- _What this task involves_: Would you output the whole listing below, exactly as it reads?

- _Exercise inputs_:

BEGIN

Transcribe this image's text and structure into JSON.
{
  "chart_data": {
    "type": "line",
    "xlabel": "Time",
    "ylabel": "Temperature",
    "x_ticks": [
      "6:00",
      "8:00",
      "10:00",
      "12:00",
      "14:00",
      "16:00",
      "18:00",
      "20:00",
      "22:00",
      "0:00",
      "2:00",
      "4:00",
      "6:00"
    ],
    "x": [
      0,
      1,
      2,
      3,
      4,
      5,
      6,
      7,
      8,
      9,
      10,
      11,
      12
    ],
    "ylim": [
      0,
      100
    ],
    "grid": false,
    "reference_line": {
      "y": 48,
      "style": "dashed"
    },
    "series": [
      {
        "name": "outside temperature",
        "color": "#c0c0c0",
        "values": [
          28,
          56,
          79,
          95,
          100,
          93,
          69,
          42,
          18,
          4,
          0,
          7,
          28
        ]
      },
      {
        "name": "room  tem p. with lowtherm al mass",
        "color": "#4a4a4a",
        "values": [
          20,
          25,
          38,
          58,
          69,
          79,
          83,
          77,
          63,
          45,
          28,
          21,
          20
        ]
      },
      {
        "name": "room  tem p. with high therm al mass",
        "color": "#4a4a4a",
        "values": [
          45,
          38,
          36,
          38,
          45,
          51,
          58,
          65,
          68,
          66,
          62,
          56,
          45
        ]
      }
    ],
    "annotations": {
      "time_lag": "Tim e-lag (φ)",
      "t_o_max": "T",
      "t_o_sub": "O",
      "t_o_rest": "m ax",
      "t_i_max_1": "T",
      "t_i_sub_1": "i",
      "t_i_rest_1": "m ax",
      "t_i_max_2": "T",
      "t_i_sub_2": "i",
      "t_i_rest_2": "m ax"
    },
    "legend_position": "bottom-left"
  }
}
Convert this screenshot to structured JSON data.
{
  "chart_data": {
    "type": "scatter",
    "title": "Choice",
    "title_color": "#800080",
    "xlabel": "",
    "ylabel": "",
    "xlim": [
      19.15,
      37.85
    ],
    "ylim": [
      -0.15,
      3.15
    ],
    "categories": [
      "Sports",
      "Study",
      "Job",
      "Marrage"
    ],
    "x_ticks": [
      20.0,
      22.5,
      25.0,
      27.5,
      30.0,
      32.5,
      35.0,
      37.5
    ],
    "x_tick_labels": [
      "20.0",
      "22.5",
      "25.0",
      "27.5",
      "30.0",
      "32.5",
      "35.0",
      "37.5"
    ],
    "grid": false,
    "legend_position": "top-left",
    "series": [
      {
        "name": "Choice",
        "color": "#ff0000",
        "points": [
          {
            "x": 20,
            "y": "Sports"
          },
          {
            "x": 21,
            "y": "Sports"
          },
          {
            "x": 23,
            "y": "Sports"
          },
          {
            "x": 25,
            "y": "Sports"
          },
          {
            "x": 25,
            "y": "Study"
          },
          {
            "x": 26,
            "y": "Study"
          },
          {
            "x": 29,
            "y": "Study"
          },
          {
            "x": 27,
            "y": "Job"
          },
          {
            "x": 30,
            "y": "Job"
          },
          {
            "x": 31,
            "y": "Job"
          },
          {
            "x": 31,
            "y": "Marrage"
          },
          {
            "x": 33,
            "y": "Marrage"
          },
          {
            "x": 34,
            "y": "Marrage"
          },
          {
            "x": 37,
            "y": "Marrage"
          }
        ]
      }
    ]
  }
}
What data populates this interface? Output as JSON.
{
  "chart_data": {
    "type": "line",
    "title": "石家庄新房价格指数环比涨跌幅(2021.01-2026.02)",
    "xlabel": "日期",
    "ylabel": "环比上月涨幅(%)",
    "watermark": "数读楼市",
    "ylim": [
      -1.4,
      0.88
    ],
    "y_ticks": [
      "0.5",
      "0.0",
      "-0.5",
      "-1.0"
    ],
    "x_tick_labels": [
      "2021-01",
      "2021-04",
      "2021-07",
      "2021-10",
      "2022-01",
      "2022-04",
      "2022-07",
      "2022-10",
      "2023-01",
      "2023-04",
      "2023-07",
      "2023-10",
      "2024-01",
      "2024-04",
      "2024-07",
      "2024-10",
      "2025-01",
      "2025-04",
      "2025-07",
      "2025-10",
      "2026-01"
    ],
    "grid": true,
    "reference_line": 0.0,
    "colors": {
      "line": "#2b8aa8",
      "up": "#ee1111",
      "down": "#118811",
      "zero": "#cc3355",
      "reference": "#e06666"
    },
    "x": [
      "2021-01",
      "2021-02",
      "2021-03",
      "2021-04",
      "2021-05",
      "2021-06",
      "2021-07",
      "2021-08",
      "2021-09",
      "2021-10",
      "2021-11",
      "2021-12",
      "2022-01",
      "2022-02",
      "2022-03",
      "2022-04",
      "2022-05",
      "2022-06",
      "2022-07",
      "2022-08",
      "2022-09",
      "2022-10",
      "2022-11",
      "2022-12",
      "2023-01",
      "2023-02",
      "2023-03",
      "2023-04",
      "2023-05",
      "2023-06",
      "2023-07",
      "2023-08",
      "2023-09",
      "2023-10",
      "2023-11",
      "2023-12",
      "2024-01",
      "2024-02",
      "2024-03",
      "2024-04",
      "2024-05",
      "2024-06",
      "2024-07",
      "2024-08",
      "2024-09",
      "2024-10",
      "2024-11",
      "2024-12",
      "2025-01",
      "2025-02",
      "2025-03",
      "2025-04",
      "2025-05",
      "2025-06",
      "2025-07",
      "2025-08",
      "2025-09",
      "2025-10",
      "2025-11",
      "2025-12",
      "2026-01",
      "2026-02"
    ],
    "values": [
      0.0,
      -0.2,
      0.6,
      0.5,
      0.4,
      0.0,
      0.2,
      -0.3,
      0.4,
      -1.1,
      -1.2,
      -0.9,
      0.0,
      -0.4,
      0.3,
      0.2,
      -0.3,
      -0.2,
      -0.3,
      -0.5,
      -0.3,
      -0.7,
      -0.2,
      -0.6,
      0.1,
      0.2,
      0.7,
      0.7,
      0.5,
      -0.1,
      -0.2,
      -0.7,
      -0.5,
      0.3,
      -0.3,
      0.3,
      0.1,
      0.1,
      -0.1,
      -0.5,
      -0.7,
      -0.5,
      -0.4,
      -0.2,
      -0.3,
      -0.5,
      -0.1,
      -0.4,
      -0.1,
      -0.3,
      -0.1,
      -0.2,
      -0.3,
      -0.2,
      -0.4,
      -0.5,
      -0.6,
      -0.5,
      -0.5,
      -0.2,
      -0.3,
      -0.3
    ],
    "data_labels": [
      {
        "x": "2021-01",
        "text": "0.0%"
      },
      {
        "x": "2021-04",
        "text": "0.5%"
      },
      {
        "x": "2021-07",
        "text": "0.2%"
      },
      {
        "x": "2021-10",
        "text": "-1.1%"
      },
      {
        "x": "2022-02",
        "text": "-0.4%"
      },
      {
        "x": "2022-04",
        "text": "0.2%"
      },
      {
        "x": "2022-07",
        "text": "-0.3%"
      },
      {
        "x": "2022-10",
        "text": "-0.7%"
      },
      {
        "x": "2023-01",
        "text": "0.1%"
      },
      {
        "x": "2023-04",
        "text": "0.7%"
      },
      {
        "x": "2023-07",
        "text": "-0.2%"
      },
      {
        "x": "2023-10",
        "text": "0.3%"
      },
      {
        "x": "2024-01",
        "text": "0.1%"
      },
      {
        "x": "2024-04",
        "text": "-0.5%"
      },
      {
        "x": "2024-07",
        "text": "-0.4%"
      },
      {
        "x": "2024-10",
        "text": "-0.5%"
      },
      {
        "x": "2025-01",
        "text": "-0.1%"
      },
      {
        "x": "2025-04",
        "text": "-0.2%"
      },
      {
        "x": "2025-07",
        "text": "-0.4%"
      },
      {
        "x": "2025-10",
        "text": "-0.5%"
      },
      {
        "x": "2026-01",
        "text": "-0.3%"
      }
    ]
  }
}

END

- _Task output_:
Transcribe this image's text and structure into JSON.
{
  "chart_data": {
    "type": "line",
    "xlabel": "Time",
    "ylabel": "Temperature",
    "x_ticks": [
      "6:00",
      "8:00",
      "10:00",
      "12:00",
      "14:00",
      "16:00",
      "18:00",
      "20:00",
      "22:00",
      "0:00",
      "2:00",
      "4:00",
      "6:00"
    ],
    "x": [
      0,
      1,
      2,
      3,
      4,
      5,
      6,
      7,
      8,
      9,
      10,
      11,
      12
    ],
    "ylim": [
      0,
      100
    ],
    "grid": false,
    "reference_line": {
      "y": 48,
      "style": "dashed"
    },
    "series": [
      {
        "name": "outside temperature",
        "color": "#c0c0c0",
        "values": [
          28,
          56,
          79,
          95,
          100,
          93,
          69,
          42,
          18,
          4,
          0,
          7,
          28
        ]
      },
      {
        "name": "room  tem p. with lowtherm al mass",
        "color": "#4a4a4a",
        "values": [
          20,
          25,
          38,
          58,
          69,
          79,
          83,
          77,
          63,
          45,
          28,
          21,
          20
        ]
      },
      {
        "name": "room  tem p. with high therm al mass",
        "color": "#4a4a4a",
        "values": [
          45,
          38,
          36,
          38,
          45,
          51,
          58,
          65,
          68,
          66,
          62,
          56,
          45
        ]
      }
    ],
    "annotations": {
      "time_lag": "Tim e-lag (φ)",
      "t_o_max": "T",
      "t_o_sub": "O",
      "t_o_rest": "m ax",
      "t_i_max_1": "T",
      "t_i_sub_1": "i",
      "t_i_rest_1": "m ax",
      "t_i_max_2": "T",
      "t_i_sub_2": "i",
      "t_i_rest_2": "m ax"
    },
    "legend_position": "bottom-left"
  }
}
Convert this screenshot to structured JSON data.
{
  "chart_data": {
    "type": "scatter",
    "title": "Choice",
    "title_color": "#800080",
    "xlabel": "",
    "ylabel": "",
    "xlim": [
      19.15,
      37.85
    ],
    "ylim": [
      -0.15,
      3.15
    ],
    "categories": [
      "Sports",
      "Study",
      "Job",
      "Marrage"
    ],
    "x_ticks": [
      20.0,
      22.5,
      25.0,
      27.5,
      30.0,
      32.5,
      35.0,
      37.5
    ],
    "x_tick_labels": [
      "20.0",
      "22.5",
      "25.0",
      "27.5",
      "30.0",
      "32.5",
      "35.0",
      "37.5"
    ],
    "grid": false,
    "legend_position": "top-left",
    "series": [
      {
        "name": "Choice",
        "color": "#ff0000",
        "points": [
          {
            "x": 20,
            "y": "Sports"
          },
          {
            "x": 21,
            "y": "Sports"
          },
          {
            "x": 23,
            "y": "Sports"
          },
          {
            "x": 25,
            "y": "Sports"
          },
          {
            "x": 25,
            "y": "Study"
          },
          {
            "x": 26,
            "y": "Study"
          },
          {
            "x": 29,
            "y": "Study"
          },
          {
            "x": 27,
            "y": "Job"
          },
          {
            "x": 30,
            "y": "Job"
          },
          {
            "x": 31,
            "y": "Job"
          },
          {
            "x": 31,
            "y": "Marrage"
          },
          {
            "x": 33,
            "y": "Marrage"
          },
          {
            "x": 34,
            "y": "Marrage"
          },
          {
            "x": 37,
            "y": "Marrage"
          }
        ]
      }
    ]
  }
}
What data populates this interface? Output as JSON.
{
  "chart_data": {
    "type": "line",
    "title": "石家庄新房价格指数环比涨跌幅(2021.01-2026.02)",
    "xlabel": "日期",
    "ylabel": "环比上月涨幅(%)",
    "watermark": "数读楼市",
    "ylim": [
      -1.4,
      0.88
    ],
    "y_ticks": [
      "0.5",
      "0.0",
      "-0.5",
      "-1.0"
    ],
    "x_tick_labels": [
      "2021-01",
      "2021-04",
      "2021-07",
      "2021-10",
      "2022-01",
      "2022-04",
      "2022-07",
      "2022-10",
      "2023-01",
      "2023-04",
      "2023-07",
      "2023-10",
      "2024-01",
      "2024-04",
      "2024-07",
      "2024-10",
      "2025-01",
      "2025-04",
      "2025-07",
      "2025-10",
      "2026-01"
    ],
    "grid": true,
    "reference_line": 0.0,
    "colors": {
      "line": "#2b8aa8",
      "up": "#ee1111",
      "down": "#118811",
      "zero": "#cc3355",
      "reference": "#e06666"
    },
    "x": [
      "2021-01",
      "2021-02",
      "2021-03",
      "2021-04",
      "2021-05",
      "2021-06",
      "2021-07",
      "2021-08",
      "2021-09",
      "2021-10",
      "2021-11",
      "2021-12",
      "2022-01",
      "2022-02",
      "2022-03",
      "2022-04",
      "2022-05",
      "2022-06",
      "2022-07",
      "2022-08",
      "2022-09",
      "2022-10",
      "2022-11",
      "2022-12",
      "2023-01",
      "2023-02",
      "2023-03",
      "2023-04",
      "2023-05",
      "2023-06",
      "2023-07",
      "2023-08",
      "2023-09",
      "2023-10",
      "2023-11",
      "2023-12",
      "2024-01",
      "2024-02",
      "2024-03",
      "2024-04",
      "2024-05",
      "2024-06",
      "2024-07",
      "2024-08",
      "2024-09",
      "2024-10",
      "2024-11",
      "2024-12",
      "2025-01",
      "2025-02",
      "2025-03",
      "2025-04",
      "2025-05",
      "2025-06",
      "2025-07",
      "2025-08",
      "2025-09",
      "2025-10",
      "2025-11",
      "2025-12",
      "2026-01",
      "2026-02"
    ],
    "values": [
      0.0,
      -0.2,
      0.6,
      0.5,
      0.4,
      0.0,
      0.2,
      -0.3,
      0.4,
      -1.1,
      -1.2,
      -0.9,
      0.0,
      -0.4,
      0.3,
      0.2,
      -0.3,
      -0.2,
      -0.3,
      -0.5,
      -0.3,
      -0.7,
      -0.2,
      -0.6,
      0.1,
      0.2,
      0.7,
      0.7,
      0.5,
      -0.1,
      -0.2,
      -0.7,
      -0.5,
      0.3,
      -0.3,
      0.3,
      0.1,
      0.1,
      -0.1,
      -0.5,
      -0.7,
      -0.5,
      -0.4,
      -0.2,
      -0.3,
      -0.5,
      -0.1,
      -0.4,
      -0.1,
      -0.3,
      -0.1,
      -0.2,
      -0.3,
      -0.2,
      -0.4,
      -0.5,
      -0.6,
      -0.5,
      -0.5,
      -0.2,
      -0.3,
      -0.3
    ],
    "data_labels": [
      {
        "x": "2021-01",
        "text": "0.0%"
      },
      {
        "x": "2021-04",
        "text": "0.5%"
      },
      {
        "x": "2021-07",
        "text": "0.2%"
      },
      {
        "x": "2021-10",
        "text": "-1.1%"
      },
      {
        "x": "2022-02",
        "text": "-0.4%"
      },
      {
        "x": "2022-04",
        "text": "0.2%"
      },
      {
        "x": "2022-07",
        "text": "-0.3%"
      },
      {
        "x": "2022-10",
        "text": "-0.7%"
      },
      {
        "x": "2023-01",
        "text": "0.1%"
      },
      {
        "x": "2023-04",
        "text": "0.7%"
      },
      {
        "x": "2023-07",
        "text": "-0.2%"
      },
      {
        "x": "2023-10",
        "text": "0.3%"
      },
      {
        "x": "2024-01",
        "text": "0.1%"
      },
      {
        "x": "2024-04",
        "text": "-0.5%"
      },
      {
        "x": "2024-07",
        "text": "-0.4%"
      },
      {
        "x": "2024-10",
        "text": "-0.5%"
      },
      {
        "x": "2025-01",
        "text": "-0.1%"
      },
      {
        "x": "2025-04",
        "text": "-0.2%"
      },
      {
        "x": "2025-07",
        "text": "-0.4%"
      },
      {
        "x": "2025-10",
        "text": "-0.5%"
      },
      {
        "x": "2026-01",
        "text": "-0.3%"
      }
    ]
  }
}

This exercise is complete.